--- BEGIN Records supplied ---

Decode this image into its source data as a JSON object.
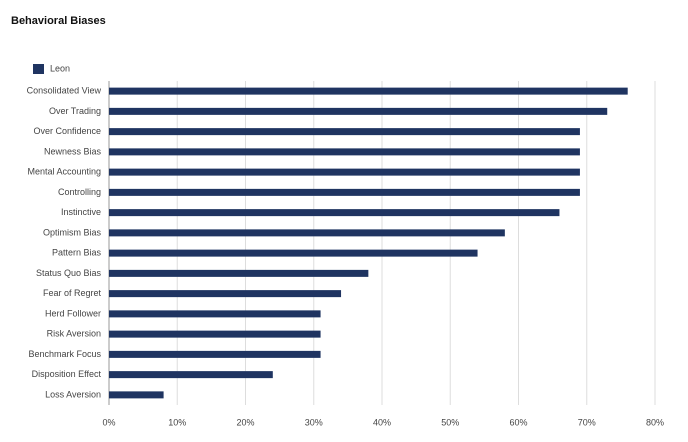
{
  "chart_data": {
    "type": "bar",
    "orientation": "horizontal",
    "title": "Behavioral Biases",
    "categories": [
      "Consolidated View",
      "Over Trading",
      "Over Confidence",
      "Newness Bias",
      "Mental Accounting",
      "Controlling",
      "Instinctive",
      "Optimism Bias",
      "Pattern Bias",
      "Status Quo Bias",
      "Fear of Regret",
      "Herd Follower",
      "Risk Aversion",
      "Benchmark Focus",
      "Disposition Effect",
      "Loss Aversion"
    ],
    "series": [
      {
        "name": "Leon",
        "color": "#1f3461",
        "values": [
          76,
          73,
          69,
          69,
          69,
          69,
          66,
          58,
          54,
          38,
          34,
          31,
          31,
          31,
          24,
          8
        ]
      }
    ],
    "xlim": [
      0,
      80
    ],
    "xticks": [
      {
        "value": 0,
        "label": "0%"
      },
      {
        "value": 10,
        "label": "10%"
      },
      {
        "value": 20,
        "label": "20%"
      },
      {
        "value": 30,
        "label": "30%"
      },
      {
        "value": 40,
        "label": "40%"
      },
      {
        "value": 50,
        "label": "50%"
      },
      {
        "value": 60,
        "label": "60%"
      },
      {
        "value": 70,
        "label": "70%"
      },
      {
        "value": 80,
        "label": "80%"
      }
    ],
    "grid": true,
    "legend": "top-left"
  }
}
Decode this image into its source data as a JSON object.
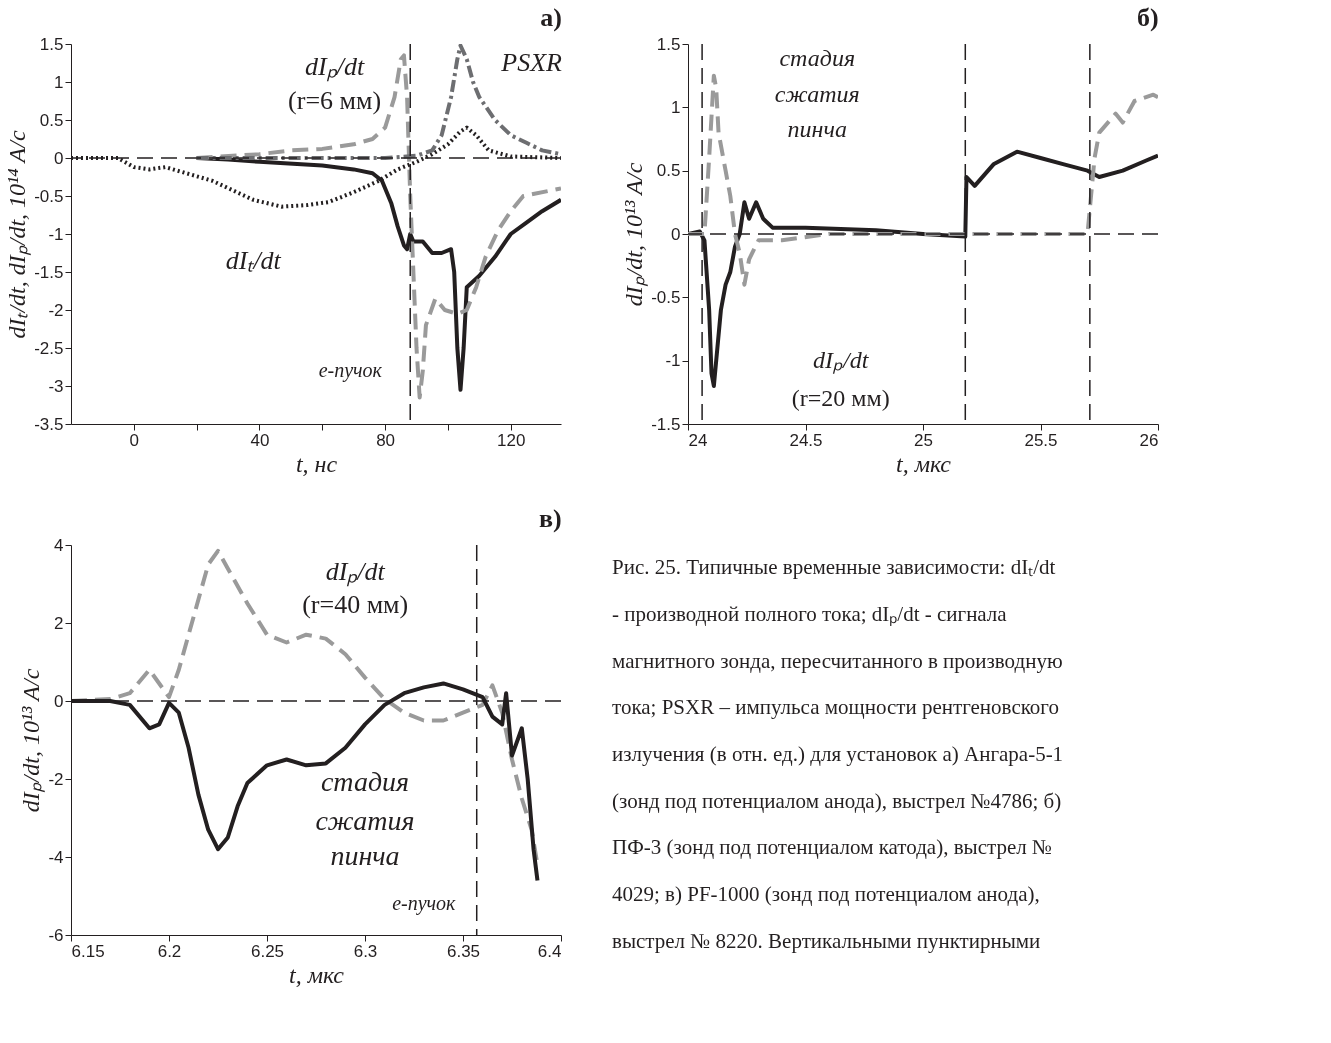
{
  "chart_data": [
    {
      "type": "line",
      "title": "а)",
      "xlabel": "t, нс",
      "ylabel": "dIₜ/dt, dIₚ/dt, 10¹⁴ А/с",
      "xlim": [
        -20,
        136
      ],
      "xticks": [
        0,
        {
          "value": 20,
          "label": null
        },
        40,
        {
          "value": 60,
          "label": null
        },
        80,
        {
          "value": 100,
          "label": null
        },
        120
      ],
      "ylim": [
        -3.5,
        1.5
      ],
      "yticks": [
        -3.5,
        -3,
        -2.5,
        -2,
        -1.5,
        -1,
        -0.5,
        0,
        0.5,
        1,
        1.5
      ],
      "grid": false,
      "series": [
        {
          "color": "#231f20",
          "line_style": "dotted",
          "x": [
            -20,
            -5,
            0,
            5,
            10,
            25,
            38,
            47,
            55,
            62,
            70,
            78,
            84,
            90,
            95,
            100,
            104,
            106,
            109,
            113,
            120,
            136
          ],
          "values": [
            0,
            0,
            -0.12,
            -0.15,
            -0.12,
            -0.3,
            -0.55,
            -0.64,
            -0.62,
            -0.58,
            -0.45,
            -0.3,
            -0.15,
            -0.05,
            0.05,
            0.18,
            0.35,
            0.4,
            0.3,
            0.1,
            0.02,
            0
          ]
        },
        {
          "color": "#231f20",
          "line_style": "solid",
          "x": [
            20,
            30,
            40,
            60,
            70,
            76,
            79,
            82,
            84,
            86,
            87,
            88,
            89,
            92,
            95,
            98,
            101,
            102,
            103,
            104,
            105,
            106,
            110,
            115,
            120,
            125,
            130,
            136
          ],
          "values": [
            0,
            -0.02,
            -0.05,
            -0.1,
            -0.15,
            -0.2,
            -0.3,
            -0.6,
            -0.9,
            -1.15,
            -1.2,
            -1.0,
            -1.1,
            -1.1,
            -1.25,
            -1.25,
            -1.2,
            -1.5,
            -2.5,
            -3.05,
            -2.5,
            -1.7,
            -1.55,
            -1.3,
            -1.0,
            -0.85,
            -0.7,
            -0.55
          ]
        },
        {
          "color": "#9a9a9a",
          "line_style": "dashed",
          "x": [
            20,
            40,
            50,
            60,
            70,
            76,
            80,
            83,
            85,
            86,
            87,
            88,
            89,
            90,
            91,
            92,
            93,
            96,
            99,
            103,
            106,
            109,
            112,
            116,
            120,
            124,
            136
          ],
          "values": [
            0,
            0.05,
            0.1,
            0.12,
            0.18,
            0.25,
            0.4,
            0.8,
            1.3,
            1.35,
            0.8,
            -0.5,
            -1.5,
            -2.5,
            -3.15,
            -2.8,
            -2.2,
            -1.85,
            -2.0,
            -2.05,
            -2.0,
            -1.7,
            -1.3,
            -0.95,
            -0.7,
            -0.5,
            -0.4
          ]
        },
        {
          "color": "#6d6e71",
          "line_style": "dashdot",
          "x": [
            20,
            80,
            90,
            95,
            98,
            101,
            103,
            104,
            106,
            108,
            110,
            115,
            120,
            125,
            130,
            136
          ],
          "values": [
            0,
            0,
            0.03,
            0.1,
            0.3,
            0.8,
            1.3,
            1.48,
            1.3,
            1.0,
            0.8,
            0.5,
            0.3,
            0.2,
            0.1,
            0.05
          ]
        }
      ],
      "ref_lines": [
        {
          "axis": "y",
          "value": 0,
          "line_style": "dashed"
        },
        {
          "axis": "x",
          "value": 88,
          "line_style": "dashed"
        }
      ],
      "annotations": [
        "dIₚ/dt",
        "(r=6 мм)",
        "PSXR",
        "dIₜ/dt",
        "e-пучок"
      ]
    },
    {
      "type": "line",
      "title": "б)",
      "xlabel": "t, мкс",
      "ylabel": "dIₚ/dt, 10¹³ А/с",
      "xlim": [
        24,
        26
      ],
      "xticks": [
        24,
        24.5,
        25,
        25.5,
        26
      ],
      "ylim": [
        -1.5,
        1.5
      ],
      "yticks": [
        -1.5,
        -1,
        -0.5,
        0,
        0.5,
        1,
        1.5
      ],
      "grid": false,
      "series": [
        {
          "color": "#231f20",
          "line_style": "solid",
          "x": [
            24,
            24.05,
            24.07,
            24.09,
            24.1,
            24.11,
            24.12,
            24.14,
            24.16,
            24.18,
            24.2,
            24.22,
            24.24,
            24.26,
            24.29,
            24.32,
            24.36,
            24.5,
            24.8,
            25,
            25.18,
            25.185,
            25.22,
            25.3,
            25.4,
            25.5,
            25.6,
            25.7,
            25.75,
            25.85,
            25.95,
            26
          ],
          "values": [
            0,
            0.02,
            -0.05,
            -0.6,
            -1.1,
            -1.2,
            -1.0,
            -0.6,
            -0.4,
            -0.3,
            -0.1,
            0,
            0.25,
            0.12,
            0.25,
            0.12,
            0.05,
            0.05,
            0.03,
            0,
            -0.02,
            0.45,
            0.38,
            0.55,
            0.65,
            0.6,
            0.55,
            0.5,
            0.45,
            0.5,
            0.58,
            0.62
          ]
        },
        {
          "color": "#9a9a9a",
          "line_style": "dashed",
          "x": [
            24,
            24.07,
            24.09,
            24.11,
            24.12,
            24.13,
            24.15,
            24.16,
            24.18,
            24.2,
            24.22,
            24.24,
            24.26,
            24.3,
            24.4,
            24.6,
            25,
            25.7,
            25.71,
            25.73,
            25.75,
            25.82,
            25.85,
            25.9,
            25.98,
            26
          ],
          "values": [
            0,
            0,
            0.6,
            1.25,
            1.15,
            0.8,
            0.6,
            0.5,
            0.3,
            0,
            -0.15,
            -0.4,
            -0.2,
            -0.05,
            -0.05,
            0,
            0,
            0,
            0.2,
            0.6,
            0.8,
            0.95,
            0.88,
            1.05,
            1.1,
            1.08
          ]
        }
      ],
      "ref_lines": [
        {
          "axis": "y",
          "value": 0,
          "line_style": "dashed"
        },
        {
          "axis": "x",
          "value": 24.06,
          "line_style": "dashed"
        },
        {
          "axis": "x",
          "value": 25.18,
          "line_style": "dashed"
        },
        {
          "axis": "x",
          "value": 25.71,
          "line_style": "dashed"
        }
      ],
      "annotations": [
        "стадия",
        "сжатия",
        "пинча",
        "dIₚ/dt",
        "(r=20 мм)"
      ]
    },
    {
      "type": "line",
      "title": "в)",
      "xlabel": "t, мкс",
      "ylabel": "dIₚ/dt, 10¹³ А/с",
      "xlim": [
        6.15,
        6.4
      ],
      "xticks": [
        6.15,
        6.2,
        6.25,
        6.3,
        6.35,
        6.4
      ],
      "ylim": [
        -6,
        4
      ],
      "yticks": [
        -6,
        -4,
        -2,
        0,
        2,
        4
      ],
      "grid": false,
      "series": [
        {
          "color": "#9a9a9a",
          "line_style": "dashed",
          "x": [
            6.15,
            6.17,
            6.18,
            6.19,
            6.2,
            6.205,
            6.21,
            6.22,
            6.225,
            6.23,
            6.24,
            6.25,
            6.26,
            6.27,
            6.28,
            6.29,
            6.3,
            6.31,
            6.32,
            6.33,
            6.34,
            6.35,
            6.36,
            6.365,
            6.37,
            6.375,
            6.38,
            6.385,
            6.388
          ],
          "values": [
            0,
            0.05,
            0.2,
            0.8,
            0.1,
            0.8,
            1.7,
            3.5,
            3.85,
            3.4,
            2.5,
            1.7,
            1.5,
            1.7,
            1.6,
            1.2,
            0.6,
            0.05,
            -0.3,
            -0.5,
            -0.5,
            -0.3,
            -0.1,
            0.4,
            -0.3,
            -1.5,
            -2.5,
            -3.3,
            -4.2
          ]
        },
        {
          "color": "#231f20",
          "line_style": "solid",
          "x": [
            6.15,
            6.17,
            6.18,
            6.19,
            6.195,
            6.2,
            6.205,
            6.21,
            6.215,
            6.22,
            6.225,
            6.23,
            6.235,
            6.24,
            6.25,
            6.26,
            6.27,
            6.28,
            6.29,
            6.3,
            6.31,
            6.32,
            6.33,
            6.34,
            6.35,
            6.36,
            6.365,
            6.37,
            6.372,
            6.375,
            6.38,
            6.383,
            6.386,
            6.388
          ],
          "values": [
            0,
            0,
            -0.1,
            -0.7,
            -0.6,
            -0.05,
            -0.3,
            -1.2,
            -2.4,
            -3.3,
            -3.8,
            -3.5,
            -2.7,
            -2.1,
            -1.65,
            -1.5,
            -1.65,
            -1.6,
            -1.2,
            -0.6,
            -0.1,
            0.2,
            0.35,
            0.45,
            0.3,
            0.1,
            -0.4,
            -0.6,
            0.2,
            -1.4,
            -0.7,
            -2.0,
            -3.8,
            -4.6
          ]
        }
      ],
      "ref_lines": [
        {
          "axis": "y",
          "value": 0,
          "line_style": "dashed"
        },
        {
          "axis": "x",
          "value": 6.357,
          "line_style": "dashed"
        }
      ],
      "annotations": [
        "dIₚ/dt",
        "(r=40 мм)",
        "стадия",
        "сжатия",
        "пинча",
        "e-пучок"
      ]
    },
    {
      "type": "other",
      "annotations": [
        "Рис. 25. Типичные временные зависимости: dIₜ/dt",
        "- производной полного тока; dIₚ/dt - сигнала",
        "магнитного зонда, пересчитанного в производную",
        "тока; PSXR – импульса мощности рентгеновского",
        "излучения (в отн. ед.) для установок а) Ангара-5-1",
        "(зонд под потенциалом анода), выстрел №4786; б)",
        "ПФ-3 (зонд под потенциалом катода), выстрел №",
        "4029; в) PF-1000 (зонд под потенциалом анода),",
        "выстрел № 8220. Вертикальными пунктирными"
      ]
    }
  ]
}
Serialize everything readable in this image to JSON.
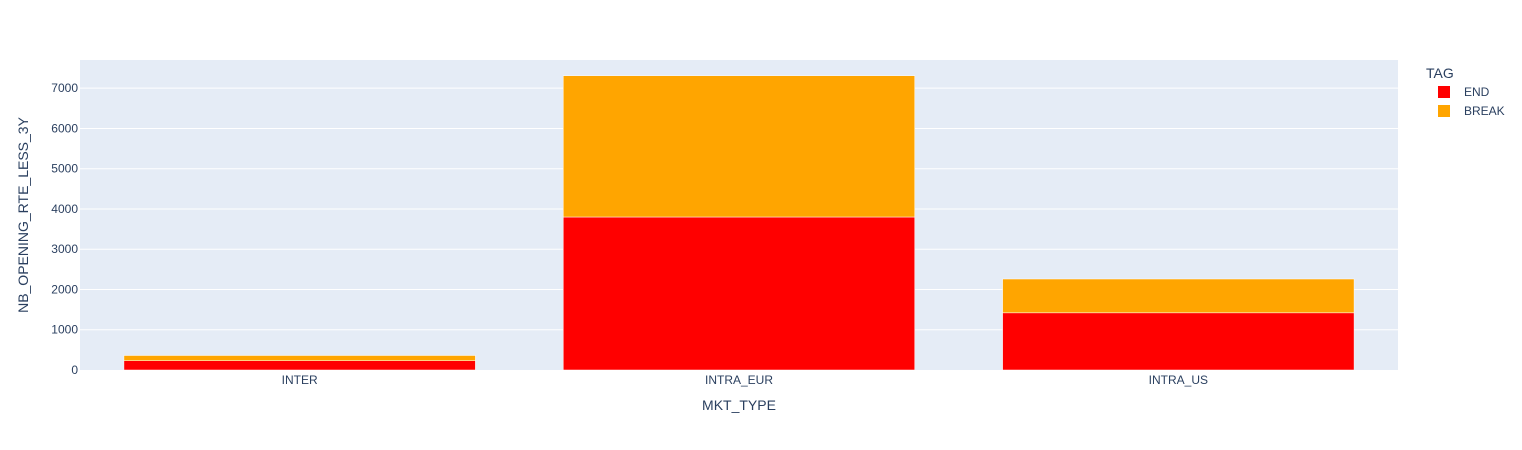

--- END Records supplied ---

Task prompt
Collect each line holding the string "потенциалом".

Task answer
        "(зонд под потенциалом анода), выстрел №4786; б)",
        "ПФ-3 (зонд под потенциалом катода), выстрел №",
        "4029; в) PF-1000 (зонд под потенциалом анода),",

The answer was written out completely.